Write out all lines holding the word "Каберне".

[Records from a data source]
————————
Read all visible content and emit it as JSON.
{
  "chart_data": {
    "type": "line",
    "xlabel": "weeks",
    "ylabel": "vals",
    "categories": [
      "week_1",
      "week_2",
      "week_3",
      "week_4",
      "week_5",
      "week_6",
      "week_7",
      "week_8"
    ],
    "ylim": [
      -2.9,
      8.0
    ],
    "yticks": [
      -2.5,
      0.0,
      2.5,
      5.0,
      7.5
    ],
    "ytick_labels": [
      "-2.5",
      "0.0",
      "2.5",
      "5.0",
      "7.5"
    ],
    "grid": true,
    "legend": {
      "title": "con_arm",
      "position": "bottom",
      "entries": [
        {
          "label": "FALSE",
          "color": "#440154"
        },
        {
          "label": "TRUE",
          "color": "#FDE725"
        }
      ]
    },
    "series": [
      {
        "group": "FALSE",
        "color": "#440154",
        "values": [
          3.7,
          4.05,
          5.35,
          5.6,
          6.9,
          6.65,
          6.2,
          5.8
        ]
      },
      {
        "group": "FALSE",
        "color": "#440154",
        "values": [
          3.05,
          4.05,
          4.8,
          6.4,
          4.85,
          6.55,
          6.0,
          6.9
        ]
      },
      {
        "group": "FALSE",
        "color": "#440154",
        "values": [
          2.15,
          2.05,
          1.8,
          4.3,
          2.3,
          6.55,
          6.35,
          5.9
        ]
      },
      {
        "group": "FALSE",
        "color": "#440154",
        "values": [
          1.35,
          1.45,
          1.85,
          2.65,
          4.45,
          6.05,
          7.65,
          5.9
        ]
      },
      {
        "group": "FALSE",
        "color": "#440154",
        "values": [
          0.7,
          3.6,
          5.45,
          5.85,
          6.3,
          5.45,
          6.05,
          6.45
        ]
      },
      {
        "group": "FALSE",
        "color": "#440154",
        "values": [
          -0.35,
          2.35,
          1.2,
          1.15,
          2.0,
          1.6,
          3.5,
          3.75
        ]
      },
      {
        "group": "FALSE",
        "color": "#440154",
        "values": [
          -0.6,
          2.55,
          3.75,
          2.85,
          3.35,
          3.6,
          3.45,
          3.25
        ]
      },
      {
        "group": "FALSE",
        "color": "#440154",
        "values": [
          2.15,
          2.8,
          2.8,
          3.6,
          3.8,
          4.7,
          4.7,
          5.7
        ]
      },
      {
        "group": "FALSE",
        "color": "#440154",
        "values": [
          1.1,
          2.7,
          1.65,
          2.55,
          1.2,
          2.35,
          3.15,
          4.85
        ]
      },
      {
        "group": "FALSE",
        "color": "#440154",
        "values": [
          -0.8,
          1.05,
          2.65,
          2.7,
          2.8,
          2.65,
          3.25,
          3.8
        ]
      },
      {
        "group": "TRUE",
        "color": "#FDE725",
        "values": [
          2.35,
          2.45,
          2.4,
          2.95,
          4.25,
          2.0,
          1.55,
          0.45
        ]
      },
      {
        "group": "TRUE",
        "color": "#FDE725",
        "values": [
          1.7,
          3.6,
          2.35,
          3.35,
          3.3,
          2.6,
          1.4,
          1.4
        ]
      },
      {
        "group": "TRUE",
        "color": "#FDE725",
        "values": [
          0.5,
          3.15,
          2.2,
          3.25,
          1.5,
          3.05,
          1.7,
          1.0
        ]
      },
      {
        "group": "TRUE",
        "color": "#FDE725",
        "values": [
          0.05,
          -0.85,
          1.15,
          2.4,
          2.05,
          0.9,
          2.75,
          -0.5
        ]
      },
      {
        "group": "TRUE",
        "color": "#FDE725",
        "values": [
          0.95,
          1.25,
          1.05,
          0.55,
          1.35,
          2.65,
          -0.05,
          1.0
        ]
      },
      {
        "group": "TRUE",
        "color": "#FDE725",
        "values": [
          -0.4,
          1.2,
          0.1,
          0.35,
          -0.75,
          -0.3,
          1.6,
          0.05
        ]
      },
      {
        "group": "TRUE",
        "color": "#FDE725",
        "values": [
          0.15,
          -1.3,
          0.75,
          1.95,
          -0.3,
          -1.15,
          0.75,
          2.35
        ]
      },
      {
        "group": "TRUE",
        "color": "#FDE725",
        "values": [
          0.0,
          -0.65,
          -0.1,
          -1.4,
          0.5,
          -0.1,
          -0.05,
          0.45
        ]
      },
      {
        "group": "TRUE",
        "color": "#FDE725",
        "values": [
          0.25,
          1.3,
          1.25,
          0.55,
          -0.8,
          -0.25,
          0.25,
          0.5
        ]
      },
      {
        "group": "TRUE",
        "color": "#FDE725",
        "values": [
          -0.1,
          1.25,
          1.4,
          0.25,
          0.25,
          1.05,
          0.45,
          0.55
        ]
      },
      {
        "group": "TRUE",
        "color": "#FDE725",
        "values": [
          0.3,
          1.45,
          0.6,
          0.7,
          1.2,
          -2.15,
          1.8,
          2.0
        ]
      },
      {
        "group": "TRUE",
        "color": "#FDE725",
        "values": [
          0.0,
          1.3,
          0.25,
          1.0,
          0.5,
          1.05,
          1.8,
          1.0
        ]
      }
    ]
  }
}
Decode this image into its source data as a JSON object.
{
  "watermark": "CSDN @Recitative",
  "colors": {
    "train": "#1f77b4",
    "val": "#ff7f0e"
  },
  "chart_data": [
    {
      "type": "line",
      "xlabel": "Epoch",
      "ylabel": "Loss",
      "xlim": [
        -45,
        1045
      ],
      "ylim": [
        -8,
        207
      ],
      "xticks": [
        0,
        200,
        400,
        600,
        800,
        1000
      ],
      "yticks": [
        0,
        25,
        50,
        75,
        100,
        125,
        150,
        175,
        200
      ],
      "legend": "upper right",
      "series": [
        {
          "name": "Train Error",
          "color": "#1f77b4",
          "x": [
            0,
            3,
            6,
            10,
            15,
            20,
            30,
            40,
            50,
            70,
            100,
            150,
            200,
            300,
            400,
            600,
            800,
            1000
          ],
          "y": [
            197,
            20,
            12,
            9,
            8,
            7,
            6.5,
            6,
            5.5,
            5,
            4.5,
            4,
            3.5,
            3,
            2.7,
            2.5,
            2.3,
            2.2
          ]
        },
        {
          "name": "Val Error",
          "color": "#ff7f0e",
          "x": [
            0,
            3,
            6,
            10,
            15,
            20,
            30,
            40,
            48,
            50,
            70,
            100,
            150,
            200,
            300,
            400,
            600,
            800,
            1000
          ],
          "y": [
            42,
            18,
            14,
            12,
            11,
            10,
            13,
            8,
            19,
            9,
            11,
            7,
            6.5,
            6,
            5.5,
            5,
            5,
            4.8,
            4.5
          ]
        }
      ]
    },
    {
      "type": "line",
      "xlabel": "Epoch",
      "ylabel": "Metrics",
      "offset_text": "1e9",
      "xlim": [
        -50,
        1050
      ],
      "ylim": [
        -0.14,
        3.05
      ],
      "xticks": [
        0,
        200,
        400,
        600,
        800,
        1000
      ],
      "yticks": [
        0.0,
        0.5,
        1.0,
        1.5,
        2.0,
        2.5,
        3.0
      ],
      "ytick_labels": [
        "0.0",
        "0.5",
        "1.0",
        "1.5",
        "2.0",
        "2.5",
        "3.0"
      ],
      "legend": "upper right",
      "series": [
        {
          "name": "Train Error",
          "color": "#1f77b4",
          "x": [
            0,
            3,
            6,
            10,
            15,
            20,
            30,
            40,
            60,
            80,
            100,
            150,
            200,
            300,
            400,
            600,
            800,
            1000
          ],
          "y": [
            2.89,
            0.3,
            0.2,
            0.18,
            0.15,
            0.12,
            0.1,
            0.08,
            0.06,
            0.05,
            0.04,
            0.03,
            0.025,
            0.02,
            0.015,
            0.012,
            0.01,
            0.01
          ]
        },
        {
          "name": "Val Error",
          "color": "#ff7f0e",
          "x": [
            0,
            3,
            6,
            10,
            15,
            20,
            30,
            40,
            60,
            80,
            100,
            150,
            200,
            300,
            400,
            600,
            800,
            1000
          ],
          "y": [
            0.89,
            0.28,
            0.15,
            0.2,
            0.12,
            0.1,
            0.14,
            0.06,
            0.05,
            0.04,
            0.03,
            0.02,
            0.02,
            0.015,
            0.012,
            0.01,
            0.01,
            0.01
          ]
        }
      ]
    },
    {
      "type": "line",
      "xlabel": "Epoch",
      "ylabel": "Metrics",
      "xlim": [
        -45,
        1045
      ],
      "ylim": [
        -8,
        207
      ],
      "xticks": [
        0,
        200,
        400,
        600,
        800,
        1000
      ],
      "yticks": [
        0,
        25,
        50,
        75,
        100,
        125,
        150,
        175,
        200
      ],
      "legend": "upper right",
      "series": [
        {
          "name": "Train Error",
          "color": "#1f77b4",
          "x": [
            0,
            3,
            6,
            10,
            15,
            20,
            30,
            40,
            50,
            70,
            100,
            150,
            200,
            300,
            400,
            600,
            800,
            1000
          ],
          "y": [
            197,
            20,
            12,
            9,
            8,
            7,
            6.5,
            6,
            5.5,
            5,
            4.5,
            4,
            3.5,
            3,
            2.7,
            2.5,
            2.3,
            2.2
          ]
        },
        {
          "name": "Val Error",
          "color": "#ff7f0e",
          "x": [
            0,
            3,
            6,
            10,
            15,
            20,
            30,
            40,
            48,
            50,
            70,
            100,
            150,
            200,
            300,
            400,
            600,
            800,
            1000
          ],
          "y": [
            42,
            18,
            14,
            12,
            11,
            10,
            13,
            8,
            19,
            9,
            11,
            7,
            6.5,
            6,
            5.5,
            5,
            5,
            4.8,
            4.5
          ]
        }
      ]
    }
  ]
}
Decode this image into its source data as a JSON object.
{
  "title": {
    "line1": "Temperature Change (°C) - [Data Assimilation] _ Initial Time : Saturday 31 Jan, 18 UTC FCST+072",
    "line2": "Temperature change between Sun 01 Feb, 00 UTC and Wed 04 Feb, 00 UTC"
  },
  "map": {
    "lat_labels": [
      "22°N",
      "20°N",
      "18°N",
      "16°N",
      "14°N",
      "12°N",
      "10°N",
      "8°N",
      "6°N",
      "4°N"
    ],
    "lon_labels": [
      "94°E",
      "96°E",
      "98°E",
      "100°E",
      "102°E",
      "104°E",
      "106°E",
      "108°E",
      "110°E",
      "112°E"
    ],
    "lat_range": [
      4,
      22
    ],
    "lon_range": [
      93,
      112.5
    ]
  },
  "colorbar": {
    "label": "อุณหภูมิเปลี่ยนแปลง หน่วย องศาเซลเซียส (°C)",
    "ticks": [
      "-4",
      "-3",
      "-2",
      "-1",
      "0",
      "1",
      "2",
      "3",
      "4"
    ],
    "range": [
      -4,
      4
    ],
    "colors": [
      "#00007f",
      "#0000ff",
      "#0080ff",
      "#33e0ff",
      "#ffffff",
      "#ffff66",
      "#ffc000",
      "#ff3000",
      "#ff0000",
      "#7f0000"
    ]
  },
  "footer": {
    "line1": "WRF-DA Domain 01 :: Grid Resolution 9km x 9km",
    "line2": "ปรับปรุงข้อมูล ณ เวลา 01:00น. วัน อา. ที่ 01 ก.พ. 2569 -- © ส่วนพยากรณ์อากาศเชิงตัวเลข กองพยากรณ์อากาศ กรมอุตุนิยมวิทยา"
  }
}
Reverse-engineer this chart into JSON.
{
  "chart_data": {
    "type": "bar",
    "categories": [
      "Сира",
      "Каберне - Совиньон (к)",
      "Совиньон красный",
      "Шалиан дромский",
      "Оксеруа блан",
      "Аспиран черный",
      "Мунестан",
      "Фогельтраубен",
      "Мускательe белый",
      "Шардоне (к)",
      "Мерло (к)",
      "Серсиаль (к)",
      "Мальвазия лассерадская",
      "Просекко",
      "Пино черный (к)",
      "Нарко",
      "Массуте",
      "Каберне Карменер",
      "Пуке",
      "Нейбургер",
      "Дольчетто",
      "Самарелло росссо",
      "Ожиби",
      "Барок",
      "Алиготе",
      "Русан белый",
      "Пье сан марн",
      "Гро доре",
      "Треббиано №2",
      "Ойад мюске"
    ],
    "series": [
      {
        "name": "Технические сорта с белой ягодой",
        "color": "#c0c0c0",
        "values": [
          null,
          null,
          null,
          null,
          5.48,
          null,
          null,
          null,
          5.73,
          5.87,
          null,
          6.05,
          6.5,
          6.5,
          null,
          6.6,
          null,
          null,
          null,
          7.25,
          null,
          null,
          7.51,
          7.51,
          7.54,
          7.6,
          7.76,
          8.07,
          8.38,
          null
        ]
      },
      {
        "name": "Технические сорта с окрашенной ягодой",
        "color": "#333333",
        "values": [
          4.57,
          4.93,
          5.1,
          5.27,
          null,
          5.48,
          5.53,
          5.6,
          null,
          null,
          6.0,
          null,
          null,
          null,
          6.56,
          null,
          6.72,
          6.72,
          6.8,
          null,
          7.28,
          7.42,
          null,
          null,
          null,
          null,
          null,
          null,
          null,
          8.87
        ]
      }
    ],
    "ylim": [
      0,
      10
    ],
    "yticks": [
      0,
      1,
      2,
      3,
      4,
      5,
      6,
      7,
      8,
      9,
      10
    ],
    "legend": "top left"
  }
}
————————
(Solution below)
      "Каберне - Совиньон (к)",
      "Каберне Карменер",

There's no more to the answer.